RECORD EXCERPTS >>
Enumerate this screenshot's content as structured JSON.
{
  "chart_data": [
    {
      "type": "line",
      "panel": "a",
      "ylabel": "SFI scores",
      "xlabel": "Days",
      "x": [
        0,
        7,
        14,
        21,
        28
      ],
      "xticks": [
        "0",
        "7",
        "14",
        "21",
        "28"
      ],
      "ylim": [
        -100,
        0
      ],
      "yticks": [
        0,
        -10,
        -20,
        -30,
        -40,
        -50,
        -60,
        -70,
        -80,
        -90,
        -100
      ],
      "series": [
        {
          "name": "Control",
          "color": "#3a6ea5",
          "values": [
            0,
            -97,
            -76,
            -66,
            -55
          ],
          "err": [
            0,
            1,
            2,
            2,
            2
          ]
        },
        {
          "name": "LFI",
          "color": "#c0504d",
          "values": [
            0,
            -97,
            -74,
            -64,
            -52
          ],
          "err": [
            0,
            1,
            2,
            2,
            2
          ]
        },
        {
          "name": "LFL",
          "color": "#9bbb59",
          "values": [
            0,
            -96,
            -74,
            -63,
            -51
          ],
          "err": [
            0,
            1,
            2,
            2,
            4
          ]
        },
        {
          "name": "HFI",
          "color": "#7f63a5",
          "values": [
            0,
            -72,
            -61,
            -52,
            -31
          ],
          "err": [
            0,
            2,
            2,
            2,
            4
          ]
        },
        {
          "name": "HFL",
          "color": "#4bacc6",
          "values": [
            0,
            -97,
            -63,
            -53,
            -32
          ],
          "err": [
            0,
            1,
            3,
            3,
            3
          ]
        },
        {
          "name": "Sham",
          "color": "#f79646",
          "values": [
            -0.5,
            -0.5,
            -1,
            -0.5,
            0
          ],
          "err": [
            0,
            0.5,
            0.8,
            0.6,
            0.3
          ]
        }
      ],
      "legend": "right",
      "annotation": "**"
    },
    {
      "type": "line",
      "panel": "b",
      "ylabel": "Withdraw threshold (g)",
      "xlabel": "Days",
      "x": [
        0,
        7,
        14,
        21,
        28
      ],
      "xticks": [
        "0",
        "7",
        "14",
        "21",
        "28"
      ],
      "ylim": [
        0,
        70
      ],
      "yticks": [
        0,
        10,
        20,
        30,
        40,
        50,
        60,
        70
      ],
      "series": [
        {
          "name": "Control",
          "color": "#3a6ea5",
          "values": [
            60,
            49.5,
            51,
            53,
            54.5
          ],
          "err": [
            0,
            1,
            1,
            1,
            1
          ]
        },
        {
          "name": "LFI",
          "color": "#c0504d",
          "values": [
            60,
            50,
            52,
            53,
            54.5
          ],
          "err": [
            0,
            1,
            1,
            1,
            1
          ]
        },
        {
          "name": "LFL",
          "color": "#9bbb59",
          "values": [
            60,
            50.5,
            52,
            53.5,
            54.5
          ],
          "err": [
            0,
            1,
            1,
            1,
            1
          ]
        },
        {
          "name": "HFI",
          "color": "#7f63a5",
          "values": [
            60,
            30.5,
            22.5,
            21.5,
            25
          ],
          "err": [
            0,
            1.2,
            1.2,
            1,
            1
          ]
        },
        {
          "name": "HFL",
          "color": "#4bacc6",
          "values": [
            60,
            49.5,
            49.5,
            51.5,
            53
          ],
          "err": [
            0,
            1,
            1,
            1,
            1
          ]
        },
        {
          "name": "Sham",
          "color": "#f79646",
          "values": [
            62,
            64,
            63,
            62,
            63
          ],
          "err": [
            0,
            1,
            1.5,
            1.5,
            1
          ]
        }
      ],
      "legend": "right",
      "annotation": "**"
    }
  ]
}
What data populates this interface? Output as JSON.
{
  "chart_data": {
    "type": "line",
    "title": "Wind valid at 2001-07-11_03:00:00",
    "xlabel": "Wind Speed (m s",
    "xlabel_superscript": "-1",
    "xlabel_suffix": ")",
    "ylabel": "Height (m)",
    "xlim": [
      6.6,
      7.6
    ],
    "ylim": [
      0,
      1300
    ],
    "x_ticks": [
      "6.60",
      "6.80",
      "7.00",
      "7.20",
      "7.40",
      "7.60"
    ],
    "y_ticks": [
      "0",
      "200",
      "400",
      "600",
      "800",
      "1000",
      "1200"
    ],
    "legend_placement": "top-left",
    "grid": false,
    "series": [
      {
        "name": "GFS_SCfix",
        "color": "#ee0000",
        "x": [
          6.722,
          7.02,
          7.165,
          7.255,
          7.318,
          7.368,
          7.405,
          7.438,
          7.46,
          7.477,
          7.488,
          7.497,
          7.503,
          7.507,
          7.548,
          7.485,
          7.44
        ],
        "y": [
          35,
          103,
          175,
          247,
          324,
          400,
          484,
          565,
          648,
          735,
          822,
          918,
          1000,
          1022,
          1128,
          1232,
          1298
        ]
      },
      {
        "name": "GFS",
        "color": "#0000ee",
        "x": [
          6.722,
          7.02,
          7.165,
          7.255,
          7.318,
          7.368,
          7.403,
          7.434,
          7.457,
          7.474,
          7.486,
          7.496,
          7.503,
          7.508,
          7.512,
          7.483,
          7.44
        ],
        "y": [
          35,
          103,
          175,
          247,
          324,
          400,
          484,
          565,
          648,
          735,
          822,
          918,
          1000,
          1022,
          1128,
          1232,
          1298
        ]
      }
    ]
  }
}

BRIEF >> Word for word, extract all the records.

WRITTEN SOLUTION >>
Enumerate this screenshot's content as structured JSON.
{
  "chart_data": [
    {
      "type": "line",
      "panel": "a",
      "ylabel": "SFI scores",
      "xlabel": "Days",
      "x": [
        0,
        7,
        14,
        21,
        28
      ],
      "xticks": [
        "0",
        "7",
        "14",
        "21",
        "28"
      ],
      "ylim": [
        -100,
        0
      ],
      "yticks": [
        0,
        -10,
        -20,
        -30,
        -40,
        -50,
        -60,
        -70,
        -80,
        -90,
        -100
      ],
      "series": [
        {
          "name": "Control",
          "color": "#3a6ea5",
          "values": [
            0,
            -97,
            -76,
            -66,
            -55
          ],
          "err": [
            0,
            1,
            2,
            2,
            2
          ]
        },
        {
          "name": "LFI",
          "color": "#c0504d",
          "values": [
            0,
            -97,
            -74,
            -64,
            -52
          ],
          "err": [
            0,
            1,
            2,
            2,
            2
          ]
        },
        {
          "name": "LFL",
          "color": "#9bbb59",
          "values": [
            0,
            -96,
            -74,
            -63,
            -51
          ],
          "err": [
            0,
            1,
            2,
            2,
            4
          ]
        },
        {
          "name": "HFI",
          "color": "#7f63a5",
          "values": [
            0,
            -72,
            -61,
            -52,
            -31
          ],
          "err": [
            0,
            2,
            2,
            2,
            4
          ]
        },
        {
          "name": "HFL",
          "color": "#4bacc6",
          "values": [
            0,
            -97,
            -63,
            -53,
            -32
          ],
          "err": [
            0,
            1,
            3,
            3,
            3
          ]
        },
        {
          "name": "Sham",
          "color": "#f79646",
          "values": [
            -0.5,
            -0.5,
            -1,
            -0.5,
            0
          ],
          "err": [
            0,
            0.5,
            0.8,
            0.6,
            0.3
          ]
        }
      ],
      "legend": "right",
      "annotation": "**"
    },
    {
      "type": "line",
      "panel": "b",
      "ylabel": "Withdraw threshold (g)",
      "xlabel": "Days",
      "x": [
        0,
        7,
        14,
        21,
        28
      ],
      "xticks": [
        "0",
        "7",
        "14",
        "21",
        "28"
      ],
      "ylim": [
        0,
        70
      ],
      "yticks": [
        0,
        10,
        20,
        30,
        40,
        50,
        60,
        70
      ],
      "series": [
        {
          "name": "Control",
          "color": "#3a6ea5",
          "values": [
            60,
            49.5,
            51,
            53,
            54.5
          ],
          "err": [
            0,
            1,
            1,
            1,
            1
          ]
        },
        {
          "name": "LFI",
          "color": "#c0504d",
          "values": [
            60,
            50,
            52,
            53,
            54.5
          ],
          "err": [
            0,
            1,
            1,
            1,
            1
          ]
        },
        {
          "name": "LFL",
          "color": "#9bbb59",
          "values": [
            60,
            50.5,
            52,
            53.5,
            54.5
          ],
          "err": [
            0,
            1,
            1,
            1,
            1
          ]
        },
        {
          "name": "HFI",
          "color": "#7f63a5",
          "values": [
            60,
            30.5,
            22.5,
            21.5,
            25
          ],
          "err": [
            0,
            1.2,
            1.2,
            1,
            1
          ]
        },
        {
          "name": "HFL",
          "color": "#4bacc6",
          "values": [
            60,
            49.5,
            49.5,
            51.5,
            53
          ],
          "err": [
            0,
            1,
            1,
            1,
            1
          ]
        },
        {
          "name": "Sham",
          "color": "#f79646",
          "values": [
            62,
            64,
            63,
            62,
            63
          ],
          "err": [
            0,
            1,
            1.5,
            1.5,
            1
          ]
        }
      ],
      "legend": "right",
      "annotation": "**"
    }
  ]
}
What data populates this interface? Output as JSON.
{
  "chart_data": {
    "type": "line",
    "title": "Wind valid at 2001-07-11_03:00:00",
    "xlabel": "Wind Speed (m s",
    "xlabel_superscript": "-1",
    "xlabel_suffix": ")",
    "ylabel": "Height (m)",
    "xlim": [
      6.6,
      7.6
    ],
    "ylim": [
      0,
      1300
    ],
    "x_ticks": [
      "6.60",
      "6.80",
      "7.00",
      "7.20",
      "7.40",
      "7.60"
    ],
    "y_ticks": [
      "0",
      "200",
      "400",
      "600",
      "800",
      "1000",
      "1200"
    ],
    "legend_placement": "top-left",
    "grid": false,
    "series": [
      {
        "name": "GFS_SCfix",
        "color": "#ee0000",
        "x": [
          6.722,
          7.02,
          7.165,
          7.255,
          7.318,
          7.368,
          7.405,
          7.438,
          7.46,
          7.477,
          7.488,
          7.497,
          7.503,
          7.507,
          7.548,
          7.485,
          7.44
        ],
        "y": [
          35,
          103,
          175,
          247,
          324,
          400,
          484,
          565,
          648,
          735,
          822,
          918,
          1000,
          1022,
          1128,
          1232,
          1298
        ]
      },
      {
        "name": "GFS",
        "color": "#0000ee",
        "x": [
          6.722,
          7.02,
          7.165,
          7.255,
          7.318,
          7.368,
          7.403,
          7.434,
          7.457,
          7.474,
          7.486,
          7.496,
          7.503,
          7.508,
          7.512,
          7.483,
          7.44
        ],
        "y": [
          35,
          103,
          175,
          247,
          324,
          400,
          484,
          565,
          648,
          735,
          822,
          918,
          1000,
          1022,
          1128,
          1232,
          1298
        ]
      }
    ]
  }
}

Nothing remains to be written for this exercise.